**WORK TO BE COMPLETED**. State how many lines hold the word "jest", with no other words.

(Dataset entries)

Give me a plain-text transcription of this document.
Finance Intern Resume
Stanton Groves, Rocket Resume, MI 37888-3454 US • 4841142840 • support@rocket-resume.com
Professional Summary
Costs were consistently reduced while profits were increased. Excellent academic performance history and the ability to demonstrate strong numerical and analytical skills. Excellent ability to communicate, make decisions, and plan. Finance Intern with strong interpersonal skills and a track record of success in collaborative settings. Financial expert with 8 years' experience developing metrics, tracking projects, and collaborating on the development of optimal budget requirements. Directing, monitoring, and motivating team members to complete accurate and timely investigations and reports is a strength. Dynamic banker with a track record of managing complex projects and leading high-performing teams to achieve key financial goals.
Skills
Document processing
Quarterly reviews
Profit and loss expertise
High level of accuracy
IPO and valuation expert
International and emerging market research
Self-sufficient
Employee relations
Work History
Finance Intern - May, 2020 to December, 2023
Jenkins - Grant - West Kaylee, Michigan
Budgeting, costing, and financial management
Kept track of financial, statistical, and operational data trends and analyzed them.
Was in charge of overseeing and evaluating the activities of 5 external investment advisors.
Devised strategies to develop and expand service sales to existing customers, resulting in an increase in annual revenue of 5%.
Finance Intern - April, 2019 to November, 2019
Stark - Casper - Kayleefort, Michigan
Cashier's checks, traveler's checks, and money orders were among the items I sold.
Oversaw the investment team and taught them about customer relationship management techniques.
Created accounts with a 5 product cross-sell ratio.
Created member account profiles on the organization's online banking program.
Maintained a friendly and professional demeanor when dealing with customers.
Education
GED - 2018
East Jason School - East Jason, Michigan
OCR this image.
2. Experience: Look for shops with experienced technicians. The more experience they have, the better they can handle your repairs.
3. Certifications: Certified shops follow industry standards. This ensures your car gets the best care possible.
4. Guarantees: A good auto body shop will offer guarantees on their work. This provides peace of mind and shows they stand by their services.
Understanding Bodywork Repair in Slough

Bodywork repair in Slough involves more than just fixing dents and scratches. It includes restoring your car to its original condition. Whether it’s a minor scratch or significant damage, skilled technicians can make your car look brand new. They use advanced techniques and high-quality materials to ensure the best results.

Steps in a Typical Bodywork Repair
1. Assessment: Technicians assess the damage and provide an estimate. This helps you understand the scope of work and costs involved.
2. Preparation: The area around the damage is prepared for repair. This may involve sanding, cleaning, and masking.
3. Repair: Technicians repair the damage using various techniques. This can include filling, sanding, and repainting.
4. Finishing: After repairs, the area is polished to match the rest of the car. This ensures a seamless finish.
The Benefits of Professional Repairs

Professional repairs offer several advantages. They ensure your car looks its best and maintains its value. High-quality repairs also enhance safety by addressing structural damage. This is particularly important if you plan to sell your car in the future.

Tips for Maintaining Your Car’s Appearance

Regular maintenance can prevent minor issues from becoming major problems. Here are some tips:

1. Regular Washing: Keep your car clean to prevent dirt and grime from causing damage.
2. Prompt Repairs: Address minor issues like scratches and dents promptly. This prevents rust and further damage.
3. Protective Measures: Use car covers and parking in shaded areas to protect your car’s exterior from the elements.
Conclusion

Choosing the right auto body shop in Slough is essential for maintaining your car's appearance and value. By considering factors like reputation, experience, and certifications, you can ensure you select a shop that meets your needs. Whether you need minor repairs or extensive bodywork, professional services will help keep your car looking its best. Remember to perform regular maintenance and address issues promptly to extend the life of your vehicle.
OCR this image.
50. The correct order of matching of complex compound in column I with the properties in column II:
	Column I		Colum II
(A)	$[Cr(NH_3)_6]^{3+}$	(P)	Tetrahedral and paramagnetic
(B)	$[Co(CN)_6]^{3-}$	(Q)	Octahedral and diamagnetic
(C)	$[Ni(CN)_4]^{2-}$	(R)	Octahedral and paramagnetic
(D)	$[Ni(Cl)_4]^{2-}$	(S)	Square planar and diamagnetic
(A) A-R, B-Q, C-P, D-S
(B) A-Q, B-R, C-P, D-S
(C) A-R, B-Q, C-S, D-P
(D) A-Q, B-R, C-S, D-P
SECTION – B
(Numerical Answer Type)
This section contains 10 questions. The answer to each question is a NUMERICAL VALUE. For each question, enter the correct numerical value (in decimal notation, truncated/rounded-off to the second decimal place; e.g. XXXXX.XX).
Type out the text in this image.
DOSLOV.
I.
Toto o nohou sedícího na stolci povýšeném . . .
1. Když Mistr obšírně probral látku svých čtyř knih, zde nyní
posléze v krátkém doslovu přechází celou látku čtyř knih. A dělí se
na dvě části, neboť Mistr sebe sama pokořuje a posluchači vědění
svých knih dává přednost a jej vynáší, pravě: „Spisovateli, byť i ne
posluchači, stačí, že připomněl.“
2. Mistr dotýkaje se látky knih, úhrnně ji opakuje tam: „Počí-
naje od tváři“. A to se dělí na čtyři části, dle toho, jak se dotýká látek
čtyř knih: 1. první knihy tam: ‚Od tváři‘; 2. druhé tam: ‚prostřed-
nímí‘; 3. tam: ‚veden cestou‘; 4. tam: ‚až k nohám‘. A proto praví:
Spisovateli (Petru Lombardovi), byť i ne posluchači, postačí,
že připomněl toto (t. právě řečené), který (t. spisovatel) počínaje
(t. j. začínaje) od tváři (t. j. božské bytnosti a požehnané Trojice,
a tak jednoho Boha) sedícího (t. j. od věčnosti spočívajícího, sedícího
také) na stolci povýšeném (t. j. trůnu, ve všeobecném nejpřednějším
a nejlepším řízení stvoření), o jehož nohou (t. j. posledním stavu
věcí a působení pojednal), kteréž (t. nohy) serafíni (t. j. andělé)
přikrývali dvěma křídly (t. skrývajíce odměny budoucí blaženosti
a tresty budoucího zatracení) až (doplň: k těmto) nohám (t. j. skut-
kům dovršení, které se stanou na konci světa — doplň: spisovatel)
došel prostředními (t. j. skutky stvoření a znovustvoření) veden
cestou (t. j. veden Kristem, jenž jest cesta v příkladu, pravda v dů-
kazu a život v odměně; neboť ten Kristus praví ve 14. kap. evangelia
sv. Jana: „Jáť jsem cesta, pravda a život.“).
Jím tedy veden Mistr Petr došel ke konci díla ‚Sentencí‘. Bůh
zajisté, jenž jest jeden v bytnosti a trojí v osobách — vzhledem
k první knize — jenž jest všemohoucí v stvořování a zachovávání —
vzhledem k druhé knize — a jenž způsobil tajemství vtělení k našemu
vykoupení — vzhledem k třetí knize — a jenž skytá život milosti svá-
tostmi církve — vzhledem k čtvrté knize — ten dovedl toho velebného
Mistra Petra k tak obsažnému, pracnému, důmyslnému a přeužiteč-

**COMPLETE ANSWER**. 3